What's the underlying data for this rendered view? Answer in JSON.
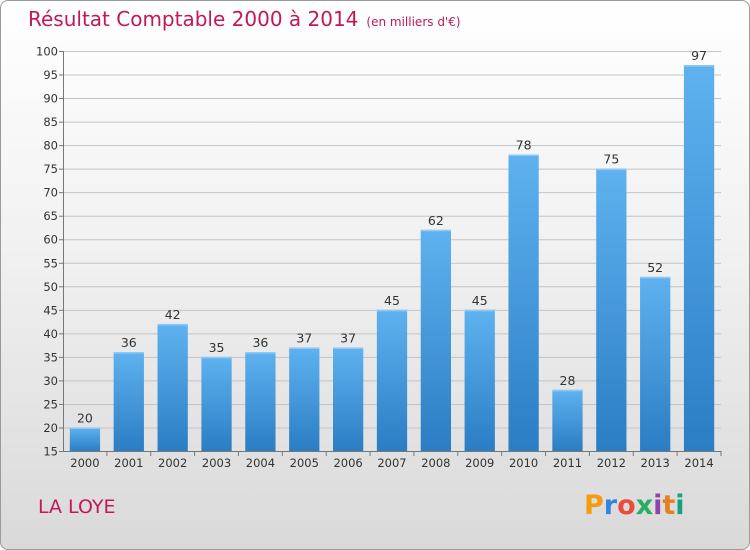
{
  "header": {
    "title": "Résultat Comptable 2000 à 2014",
    "subtitle": "(en milliers d'€)"
  },
  "footer": {
    "commune": "LA LOYE",
    "logo_text": "Proxiti"
  },
  "colors": {
    "accent": "#c2185b",
    "bar": "#3d95dc",
    "logo": [
      "#f39c12",
      "#2e86de",
      "#e74c3c",
      "#27ae60",
      "#8e44ad",
      "#e67e22",
      "#16a085"
    ]
  },
  "chart_data": {
    "type": "bar",
    "title": "Résultat Comptable 2000 à 2014",
    "subtitle": "(en milliers d'€)",
    "categories": [
      "2000",
      "2001",
      "2002",
      "2003",
      "2004",
      "2005",
      "2006",
      "2007",
      "2008",
      "2009",
      "2010",
      "2011",
      "2012",
      "2013",
      "2014"
    ],
    "values": [
      20,
      36,
      42,
      35,
      36,
      37,
      37,
      45,
      62,
      45,
      78,
      28,
      75,
      52,
      97
    ],
    "ylim": [
      15,
      100
    ],
    "yticks": [
      15,
      20,
      25,
      30,
      35,
      40,
      45,
      50,
      55,
      60,
      65,
      70,
      75,
      80,
      85,
      90,
      95,
      100
    ],
    "grid": true,
    "legend": "none"
  }
}
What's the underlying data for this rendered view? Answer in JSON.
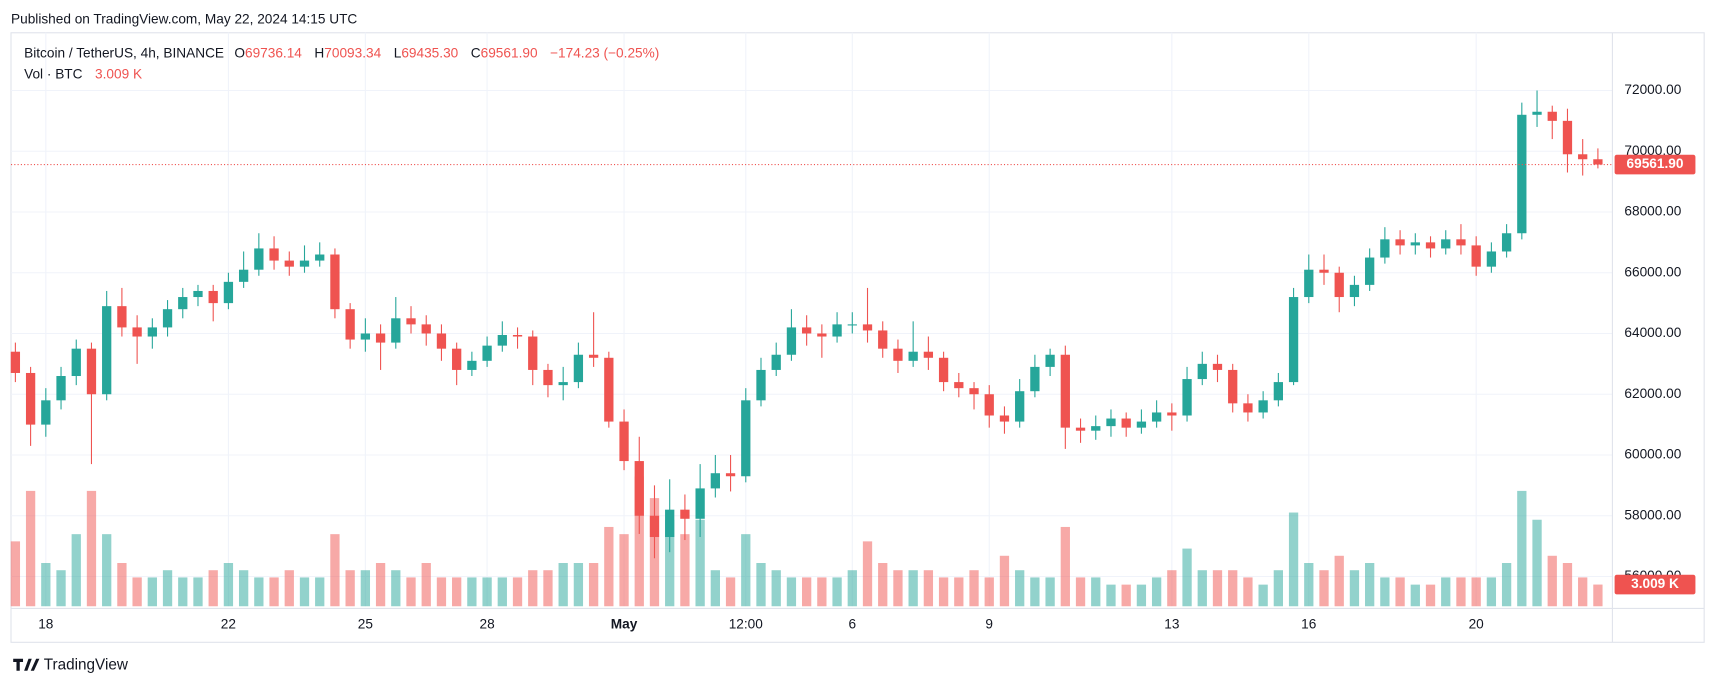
----------------
» **WORK TO DO**: Only lines holding the string "milliers" are wanted; gather each one from the entries above.

» **EXPECTED ANSWER**:
    "subtitle": "(en milliers d'€)"
    "subtitle": "(en milliers d'€)",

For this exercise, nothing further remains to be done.